[Data entries]

########################################

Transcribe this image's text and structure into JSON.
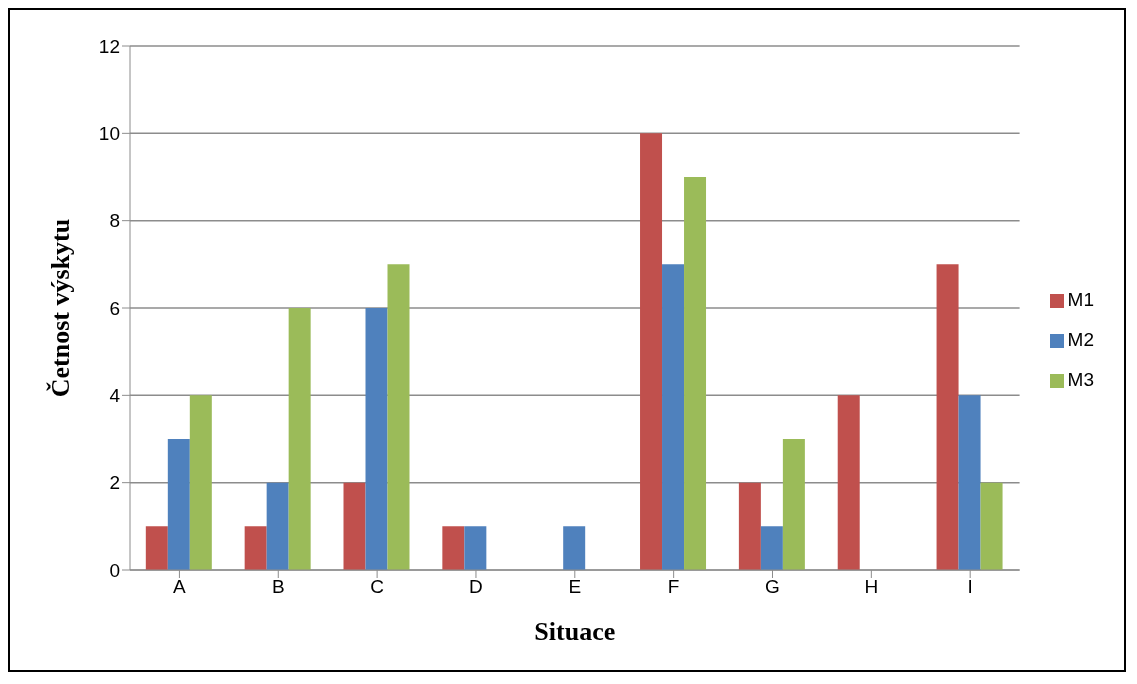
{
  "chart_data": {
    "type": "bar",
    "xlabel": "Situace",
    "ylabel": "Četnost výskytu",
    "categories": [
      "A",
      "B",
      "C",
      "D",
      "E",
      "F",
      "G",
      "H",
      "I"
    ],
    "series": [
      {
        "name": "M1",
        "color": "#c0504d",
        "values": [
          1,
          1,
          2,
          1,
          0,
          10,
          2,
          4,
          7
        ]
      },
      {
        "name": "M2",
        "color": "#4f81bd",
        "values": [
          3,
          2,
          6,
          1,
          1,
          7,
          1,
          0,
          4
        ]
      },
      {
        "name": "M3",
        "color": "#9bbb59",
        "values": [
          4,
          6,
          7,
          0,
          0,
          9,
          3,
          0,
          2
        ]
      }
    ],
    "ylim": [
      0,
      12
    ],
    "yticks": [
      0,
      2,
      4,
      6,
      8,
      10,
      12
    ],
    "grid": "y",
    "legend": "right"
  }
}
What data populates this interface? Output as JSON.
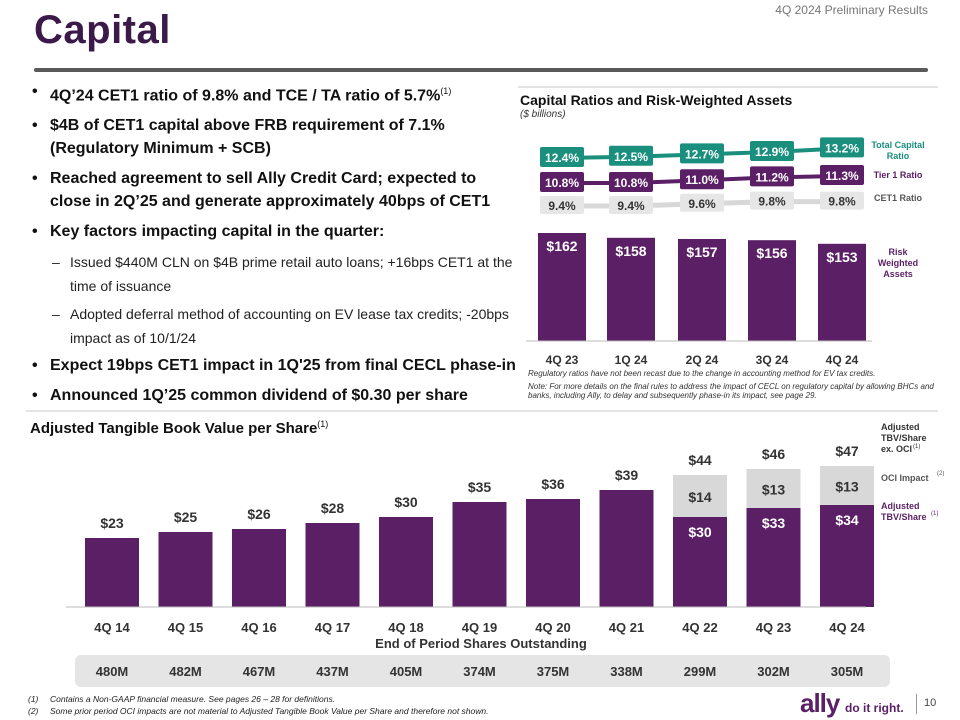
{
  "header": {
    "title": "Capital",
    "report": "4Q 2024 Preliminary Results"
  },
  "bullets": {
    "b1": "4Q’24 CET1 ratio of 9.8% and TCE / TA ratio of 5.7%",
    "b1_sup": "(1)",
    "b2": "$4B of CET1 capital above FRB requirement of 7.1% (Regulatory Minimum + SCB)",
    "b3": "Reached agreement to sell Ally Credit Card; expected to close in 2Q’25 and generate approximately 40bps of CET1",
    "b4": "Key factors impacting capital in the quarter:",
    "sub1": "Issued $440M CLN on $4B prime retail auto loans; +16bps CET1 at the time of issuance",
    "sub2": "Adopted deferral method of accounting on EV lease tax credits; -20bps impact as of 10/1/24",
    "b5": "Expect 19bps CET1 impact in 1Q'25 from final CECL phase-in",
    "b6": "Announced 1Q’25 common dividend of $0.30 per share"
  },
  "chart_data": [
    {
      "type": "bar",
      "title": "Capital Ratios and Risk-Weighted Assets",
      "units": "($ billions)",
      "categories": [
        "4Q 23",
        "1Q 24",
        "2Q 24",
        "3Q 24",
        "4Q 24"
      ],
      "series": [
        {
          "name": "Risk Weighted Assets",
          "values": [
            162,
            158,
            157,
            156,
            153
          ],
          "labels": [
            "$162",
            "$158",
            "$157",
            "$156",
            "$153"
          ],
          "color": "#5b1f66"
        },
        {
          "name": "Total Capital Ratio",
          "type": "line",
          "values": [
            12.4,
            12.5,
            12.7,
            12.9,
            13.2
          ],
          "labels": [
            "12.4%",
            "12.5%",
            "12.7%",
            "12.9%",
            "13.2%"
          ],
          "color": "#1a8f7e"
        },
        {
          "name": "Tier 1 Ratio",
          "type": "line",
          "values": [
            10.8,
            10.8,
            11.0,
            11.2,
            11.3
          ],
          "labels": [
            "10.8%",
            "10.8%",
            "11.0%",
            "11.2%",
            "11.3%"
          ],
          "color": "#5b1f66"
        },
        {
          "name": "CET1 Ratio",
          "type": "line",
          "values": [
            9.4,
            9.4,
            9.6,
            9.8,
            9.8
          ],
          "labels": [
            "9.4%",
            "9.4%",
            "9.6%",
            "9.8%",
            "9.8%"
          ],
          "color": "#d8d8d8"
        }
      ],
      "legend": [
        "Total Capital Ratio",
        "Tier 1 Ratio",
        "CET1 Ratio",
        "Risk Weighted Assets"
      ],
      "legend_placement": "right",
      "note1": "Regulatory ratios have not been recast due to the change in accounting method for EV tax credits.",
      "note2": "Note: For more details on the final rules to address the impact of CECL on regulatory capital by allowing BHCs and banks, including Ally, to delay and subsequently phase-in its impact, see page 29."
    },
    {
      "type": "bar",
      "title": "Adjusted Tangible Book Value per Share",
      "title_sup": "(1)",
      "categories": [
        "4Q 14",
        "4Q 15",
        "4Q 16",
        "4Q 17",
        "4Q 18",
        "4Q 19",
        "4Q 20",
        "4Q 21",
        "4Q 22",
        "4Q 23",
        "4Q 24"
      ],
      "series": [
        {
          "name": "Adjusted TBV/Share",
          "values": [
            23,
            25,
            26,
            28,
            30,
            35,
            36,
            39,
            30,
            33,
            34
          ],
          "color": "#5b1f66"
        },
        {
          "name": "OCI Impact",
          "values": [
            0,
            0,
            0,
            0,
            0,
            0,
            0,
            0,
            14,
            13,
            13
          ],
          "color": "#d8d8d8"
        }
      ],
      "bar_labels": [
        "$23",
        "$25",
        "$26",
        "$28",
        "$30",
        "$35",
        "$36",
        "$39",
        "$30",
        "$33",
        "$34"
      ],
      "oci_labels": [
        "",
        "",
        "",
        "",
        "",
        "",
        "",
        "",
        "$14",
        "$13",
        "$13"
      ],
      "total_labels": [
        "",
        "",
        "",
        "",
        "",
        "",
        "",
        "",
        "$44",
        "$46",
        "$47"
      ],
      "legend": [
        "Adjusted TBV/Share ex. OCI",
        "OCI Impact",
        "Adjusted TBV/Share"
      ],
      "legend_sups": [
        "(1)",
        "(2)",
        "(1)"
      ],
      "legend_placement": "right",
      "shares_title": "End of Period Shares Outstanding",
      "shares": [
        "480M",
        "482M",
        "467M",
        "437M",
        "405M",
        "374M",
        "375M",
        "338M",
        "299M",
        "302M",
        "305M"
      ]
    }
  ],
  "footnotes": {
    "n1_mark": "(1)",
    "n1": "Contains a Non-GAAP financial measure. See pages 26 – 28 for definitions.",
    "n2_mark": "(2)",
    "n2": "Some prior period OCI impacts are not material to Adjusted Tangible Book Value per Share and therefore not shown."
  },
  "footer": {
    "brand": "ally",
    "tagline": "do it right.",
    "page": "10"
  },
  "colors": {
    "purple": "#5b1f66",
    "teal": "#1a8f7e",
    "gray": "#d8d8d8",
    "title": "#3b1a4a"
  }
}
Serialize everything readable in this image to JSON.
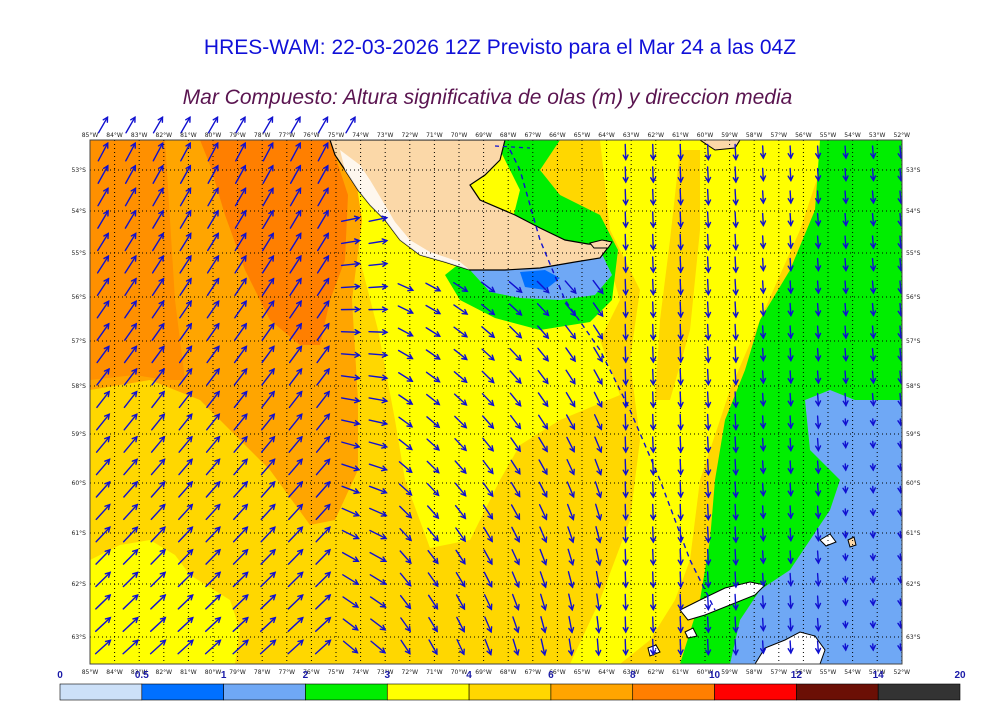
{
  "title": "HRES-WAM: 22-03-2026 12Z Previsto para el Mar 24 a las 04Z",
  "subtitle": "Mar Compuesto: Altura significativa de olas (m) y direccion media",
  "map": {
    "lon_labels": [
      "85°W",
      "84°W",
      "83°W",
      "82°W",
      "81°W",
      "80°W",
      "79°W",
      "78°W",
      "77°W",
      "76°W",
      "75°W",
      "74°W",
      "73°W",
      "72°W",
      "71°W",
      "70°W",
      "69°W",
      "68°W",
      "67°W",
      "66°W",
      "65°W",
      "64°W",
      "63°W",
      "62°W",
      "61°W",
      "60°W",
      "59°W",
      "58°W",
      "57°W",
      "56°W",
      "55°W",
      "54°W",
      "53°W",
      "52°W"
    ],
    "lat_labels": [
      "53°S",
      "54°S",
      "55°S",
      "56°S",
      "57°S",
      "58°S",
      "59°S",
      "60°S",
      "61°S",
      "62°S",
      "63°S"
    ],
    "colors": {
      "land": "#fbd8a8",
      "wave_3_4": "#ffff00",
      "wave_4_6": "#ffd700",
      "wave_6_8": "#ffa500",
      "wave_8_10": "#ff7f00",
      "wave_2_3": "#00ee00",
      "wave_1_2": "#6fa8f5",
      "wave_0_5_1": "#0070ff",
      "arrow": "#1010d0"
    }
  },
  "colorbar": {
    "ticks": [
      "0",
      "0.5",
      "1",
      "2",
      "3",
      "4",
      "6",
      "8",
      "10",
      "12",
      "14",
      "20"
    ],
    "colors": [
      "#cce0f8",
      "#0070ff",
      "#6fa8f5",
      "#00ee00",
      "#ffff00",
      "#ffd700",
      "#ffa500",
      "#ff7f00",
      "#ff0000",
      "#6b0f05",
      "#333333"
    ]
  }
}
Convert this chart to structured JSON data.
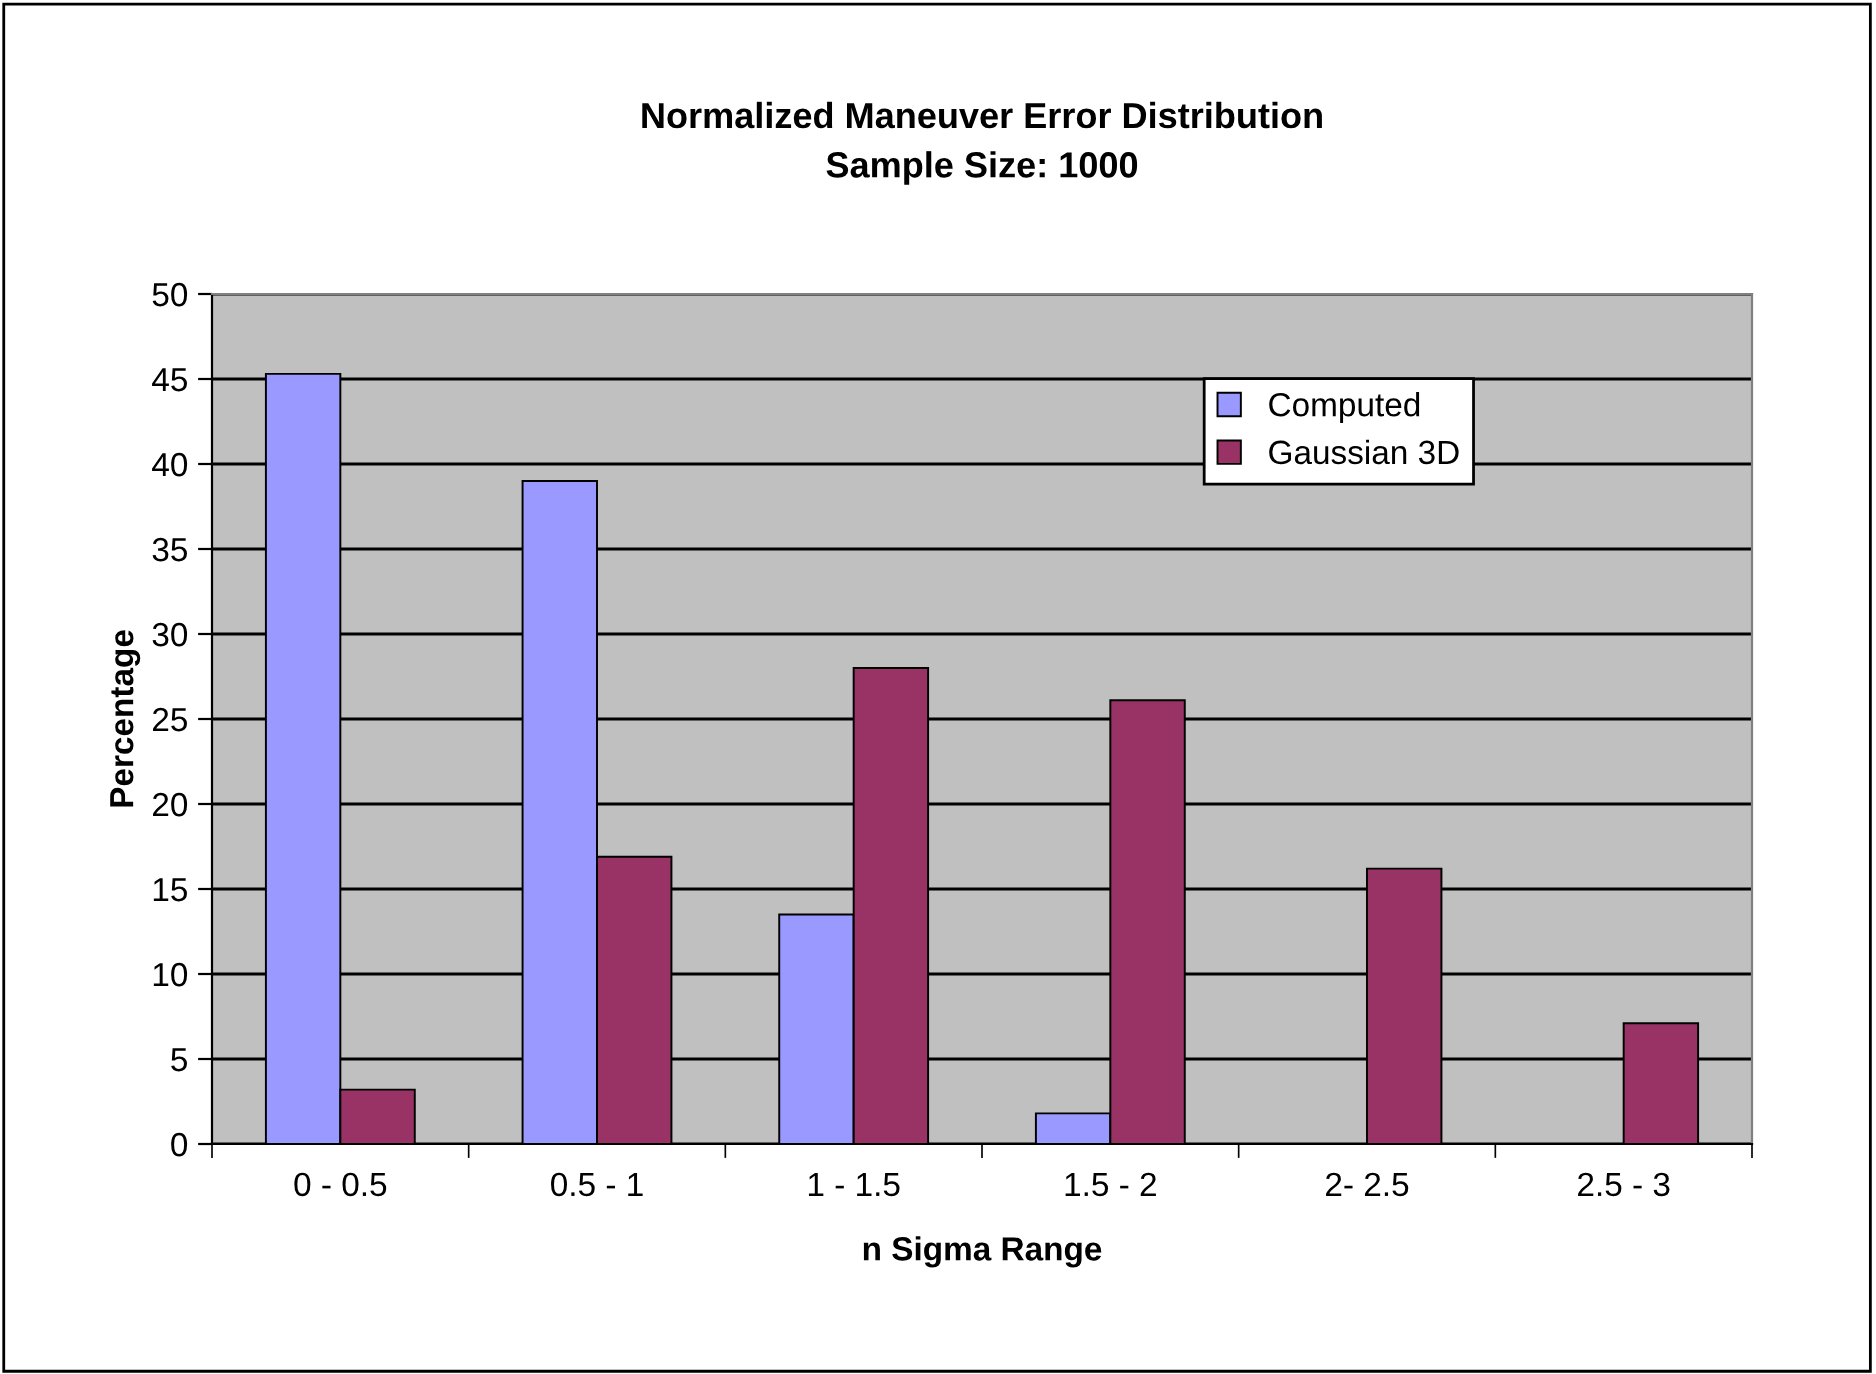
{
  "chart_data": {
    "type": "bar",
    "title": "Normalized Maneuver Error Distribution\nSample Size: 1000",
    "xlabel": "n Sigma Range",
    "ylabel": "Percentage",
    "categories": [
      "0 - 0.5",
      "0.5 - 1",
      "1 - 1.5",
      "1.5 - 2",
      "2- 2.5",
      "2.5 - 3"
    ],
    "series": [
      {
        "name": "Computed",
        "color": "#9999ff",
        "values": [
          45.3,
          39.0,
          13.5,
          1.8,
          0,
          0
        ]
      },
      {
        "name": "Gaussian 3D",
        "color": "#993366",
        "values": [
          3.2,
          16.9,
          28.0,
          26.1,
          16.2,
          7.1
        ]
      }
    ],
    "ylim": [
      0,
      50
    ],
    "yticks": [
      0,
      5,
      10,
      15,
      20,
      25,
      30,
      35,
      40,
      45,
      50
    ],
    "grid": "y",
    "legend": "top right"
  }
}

########################################

> _SET EXERCISE_
Wherever a line in the data above holds "Weighted", copy that line.

> _FINISHED TASK_
      "title": "Capital Ratios and Risk-Weighted Assets",
          "name": "Risk Weighted Assets",
        "Risk Weighted Assets"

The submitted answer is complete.